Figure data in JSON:
___

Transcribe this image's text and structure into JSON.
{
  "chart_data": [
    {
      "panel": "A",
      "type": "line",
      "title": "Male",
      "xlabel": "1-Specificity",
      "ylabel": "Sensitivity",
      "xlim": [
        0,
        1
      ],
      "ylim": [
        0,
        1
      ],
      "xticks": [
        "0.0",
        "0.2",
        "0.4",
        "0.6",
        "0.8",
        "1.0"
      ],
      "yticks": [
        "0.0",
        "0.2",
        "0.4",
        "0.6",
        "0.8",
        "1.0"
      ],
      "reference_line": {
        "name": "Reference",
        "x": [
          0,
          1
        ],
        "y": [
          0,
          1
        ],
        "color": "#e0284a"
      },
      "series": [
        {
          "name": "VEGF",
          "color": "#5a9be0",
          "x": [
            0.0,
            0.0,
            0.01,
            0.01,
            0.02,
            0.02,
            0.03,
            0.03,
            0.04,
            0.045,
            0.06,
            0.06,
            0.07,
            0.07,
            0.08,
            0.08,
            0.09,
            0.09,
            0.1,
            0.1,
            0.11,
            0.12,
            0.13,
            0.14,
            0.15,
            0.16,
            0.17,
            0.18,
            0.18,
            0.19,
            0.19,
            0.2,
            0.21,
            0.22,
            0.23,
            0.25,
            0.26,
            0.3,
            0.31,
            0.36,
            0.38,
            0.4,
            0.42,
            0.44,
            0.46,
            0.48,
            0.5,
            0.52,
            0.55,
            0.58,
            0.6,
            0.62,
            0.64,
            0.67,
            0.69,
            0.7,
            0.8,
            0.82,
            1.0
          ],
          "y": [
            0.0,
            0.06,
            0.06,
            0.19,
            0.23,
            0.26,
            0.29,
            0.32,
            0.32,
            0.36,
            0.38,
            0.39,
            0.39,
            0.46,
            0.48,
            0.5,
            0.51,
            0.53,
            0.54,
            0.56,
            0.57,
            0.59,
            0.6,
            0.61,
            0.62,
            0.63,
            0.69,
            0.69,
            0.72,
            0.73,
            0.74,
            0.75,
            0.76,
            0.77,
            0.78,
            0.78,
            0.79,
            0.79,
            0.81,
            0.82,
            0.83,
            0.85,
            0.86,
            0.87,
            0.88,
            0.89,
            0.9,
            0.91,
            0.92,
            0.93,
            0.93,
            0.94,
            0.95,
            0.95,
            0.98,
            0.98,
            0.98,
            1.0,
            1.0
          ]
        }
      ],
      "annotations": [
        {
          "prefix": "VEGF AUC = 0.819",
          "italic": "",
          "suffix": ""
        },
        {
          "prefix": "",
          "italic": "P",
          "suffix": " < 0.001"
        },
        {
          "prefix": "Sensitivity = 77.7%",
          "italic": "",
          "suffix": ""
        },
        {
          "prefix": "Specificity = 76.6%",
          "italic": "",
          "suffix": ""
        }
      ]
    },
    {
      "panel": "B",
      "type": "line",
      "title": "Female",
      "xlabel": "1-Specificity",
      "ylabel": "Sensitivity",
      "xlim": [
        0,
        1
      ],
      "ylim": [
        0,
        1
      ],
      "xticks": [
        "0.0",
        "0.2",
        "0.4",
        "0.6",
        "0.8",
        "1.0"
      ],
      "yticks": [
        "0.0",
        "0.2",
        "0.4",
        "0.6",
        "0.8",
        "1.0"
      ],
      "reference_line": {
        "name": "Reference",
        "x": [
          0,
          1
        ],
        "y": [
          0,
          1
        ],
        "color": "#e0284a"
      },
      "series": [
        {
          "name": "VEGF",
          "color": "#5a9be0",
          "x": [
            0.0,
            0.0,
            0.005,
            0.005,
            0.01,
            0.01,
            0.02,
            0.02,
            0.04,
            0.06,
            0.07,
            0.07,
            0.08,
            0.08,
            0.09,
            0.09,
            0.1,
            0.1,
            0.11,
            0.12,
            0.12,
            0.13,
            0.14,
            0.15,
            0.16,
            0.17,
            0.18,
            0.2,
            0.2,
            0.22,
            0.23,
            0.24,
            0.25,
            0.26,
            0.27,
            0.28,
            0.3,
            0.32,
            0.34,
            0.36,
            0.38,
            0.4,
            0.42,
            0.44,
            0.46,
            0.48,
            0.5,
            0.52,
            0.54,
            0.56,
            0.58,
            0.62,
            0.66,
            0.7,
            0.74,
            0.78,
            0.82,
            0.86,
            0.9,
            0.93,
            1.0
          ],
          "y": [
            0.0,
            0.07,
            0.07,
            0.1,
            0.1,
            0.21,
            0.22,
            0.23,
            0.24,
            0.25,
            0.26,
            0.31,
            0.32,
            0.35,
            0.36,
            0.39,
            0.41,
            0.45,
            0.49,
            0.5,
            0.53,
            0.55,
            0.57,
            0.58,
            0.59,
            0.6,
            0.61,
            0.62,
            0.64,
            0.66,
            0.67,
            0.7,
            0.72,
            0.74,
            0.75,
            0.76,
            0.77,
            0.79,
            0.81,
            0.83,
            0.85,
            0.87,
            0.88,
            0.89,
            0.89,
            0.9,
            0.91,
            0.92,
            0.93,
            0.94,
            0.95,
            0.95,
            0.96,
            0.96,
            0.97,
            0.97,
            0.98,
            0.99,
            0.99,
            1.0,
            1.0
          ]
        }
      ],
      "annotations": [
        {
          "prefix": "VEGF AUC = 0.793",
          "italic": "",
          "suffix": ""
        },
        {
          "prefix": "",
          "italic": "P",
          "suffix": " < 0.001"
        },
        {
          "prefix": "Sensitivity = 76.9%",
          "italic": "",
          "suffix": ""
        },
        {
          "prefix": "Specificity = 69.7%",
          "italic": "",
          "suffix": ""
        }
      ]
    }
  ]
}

___

### Requirements
Output every record above exactly as it appears.

### Output for this task
Transcribe this image's text and structure into JSON.
{
  "chart_data": [
    {
      "panel": "A",
      "type": "line",
      "title": "Male",
      "xlabel": "1-Specificity",
      "ylabel": "Sensitivity",
      "xlim": [
        0,
        1
      ],
      "ylim": [
        0,
        1
      ],
      "xticks": [
        "0.0",
        "0.2",
        "0.4",
        "0.6",
        "0.8",
        "1.0"
      ],
      "yticks": [
        "0.0",
        "0.2",
        "0.4",
        "0.6",
        "0.8",
        "1.0"
      ],
      "reference_line": {
        "name": "Reference",
        "x": [
          0,
          1
        ],
        "y": [
          0,
          1
        ],
        "color": "#e0284a"
      },
      "series": [
        {
          "name": "VEGF",
          "color": "#5a9be0",
          "x": [
            0.0,
            0.0,
            0.01,
            0.01,
            0.02,
            0.02,
            0.03,
            0.03,
            0.04,
            0.045,
            0.06,
            0.06,
            0.07,
            0.07,
            0.08,
            0.08,
            0.09,
            0.09,
            0.1,
            0.1,
            0.11,
            0.12,
            0.13,
            0.14,
            0.15,
            0.16,
            0.17,
            0.18,
            0.18,
            0.19,
            0.19,
            0.2,
            0.21,
            0.22,
            0.23,
            0.25,
            0.26,
            0.3,
            0.31,
            0.36,
            0.38,
            0.4,
            0.42,
            0.44,
            0.46,
            0.48,
            0.5,
            0.52,
            0.55,
            0.58,
            0.6,
            0.62,
            0.64,
            0.67,
            0.69,
            0.7,
            0.8,
            0.82,
            1.0
          ],
          "y": [
            0.0,
            0.06,
            0.06,
            0.19,
            0.23,
            0.26,
            0.29,
            0.32,
            0.32,
            0.36,
            0.38,
            0.39,
            0.39,
            0.46,
            0.48,
            0.5,
            0.51,
            0.53,
            0.54,
            0.56,
            0.57,
            0.59,
            0.6,
            0.61,
            0.62,
            0.63,
            0.69,
            0.69,
            0.72,
            0.73,
            0.74,
            0.75,
            0.76,
            0.77,
            0.78,
            0.78,
            0.79,
            0.79,
            0.81,
            0.82,
            0.83,
            0.85,
            0.86,
            0.87,
            0.88,
            0.89,
            0.9,
            0.91,
            0.92,
            0.93,
            0.93,
            0.94,
            0.95,
            0.95,
            0.98,
            0.98,
            0.98,
            1.0,
            1.0
          ]
        }
      ],
      "annotations": [
        {
          "prefix": "VEGF AUC = 0.819",
          "italic": "",
          "suffix": ""
        },
        {
          "prefix": "",
          "italic": "P",
          "suffix": " < 0.001"
        },
        {
          "prefix": "Sensitivity = 77.7%",
          "italic": "",
          "suffix": ""
        },
        {
          "prefix": "Specificity = 76.6%",
          "italic": "",
          "suffix": ""
        }
      ]
    },
    {
      "panel": "B",
      "type": "line",
      "title": "Female",
      "xlabel": "1-Specificity",
      "ylabel": "Sensitivity",
      "xlim": [
        0,
        1
      ],
      "ylim": [
        0,
        1
      ],
      "xticks": [
        "0.0",
        "0.2",
        "0.4",
        "0.6",
        "0.8",
        "1.0"
      ],
      "yticks": [
        "0.0",
        "0.2",
        "0.4",
        "0.6",
        "0.8",
        "1.0"
      ],
      "reference_line": {
        "name": "Reference",
        "x": [
          0,
          1
        ],
        "y": [
          0,
          1
        ],
        "color": "#e0284a"
      },
      "series": [
        {
          "name": "VEGF",
          "color": "#5a9be0",
          "x": [
            0.0,
            0.0,
            0.005,
            0.005,
            0.01,
            0.01,
            0.02,
            0.02,
            0.04,
            0.06,
            0.07,
            0.07,
            0.08,
            0.08,
            0.09,
            0.09,
            0.1,
            0.1,
            0.11,
            0.12,
            0.12,
            0.13,
            0.14,
            0.15,
            0.16,
            0.17,
            0.18,
            0.2,
            0.2,
            0.22,
            0.23,
            0.24,
            0.25,
            0.26,
            0.27,
            0.28,
            0.3,
            0.32,
            0.34,
            0.36,
            0.38,
            0.4,
            0.42,
            0.44,
            0.46,
            0.48,
            0.5,
            0.52,
            0.54,
            0.56,
            0.58,
            0.62,
            0.66,
            0.7,
            0.74,
            0.78,
            0.82,
            0.86,
            0.9,
            0.93,
            1.0
          ],
          "y": [
            0.0,
            0.07,
            0.07,
            0.1,
            0.1,
            0.21,
            0.22,
            0.23,
            0.24,
            0.25,
            0.26,
            0.31,
            0.32,
            0.35,
            0.36,
            0.39,
            0.41,
            0.45,
            0.49,
            0.5,
            0.53,
            0.55,
            0.57,
            0.58,
            0.59,
            0.6,
            0.61,
            0.62,
            0.64,
            0.66,
            0.67,
            0.7,
            0.72,
            0.74,
            0.75,
            0.76,
            0.77,
            0.79,
            0.81,
            0.83,
            0.85,
            0.87,
            0.88,
            0.89,
            0.89,
            0.9,
            0.91,
            0.92,
            0.93,
            0.94,
            0.95,
            0.95,
            0.96,
            0.96,
            0.97,
            0.97,
            0.98,
            0.99,
            0.99,
            1.0,
            1.0
          ]
        }
      ],
      "annotations": [
        {
          "prefix": "VEGF AUC = 0.793",
          "italic": "",
          "suffix": ""
        },
        {
          "prefix": "",
          "italic": "P",
          "suffix": " < 0.001"
        },
        {
          "prefix": "Sensitivity = 76.9%",
          "italic": "",
          "suffix": ""
        },
        {
          "prefix": "Specificity = 69.7%",
          "italic": "",
          "suffix": ""
        }
      ]
    }
  ]
}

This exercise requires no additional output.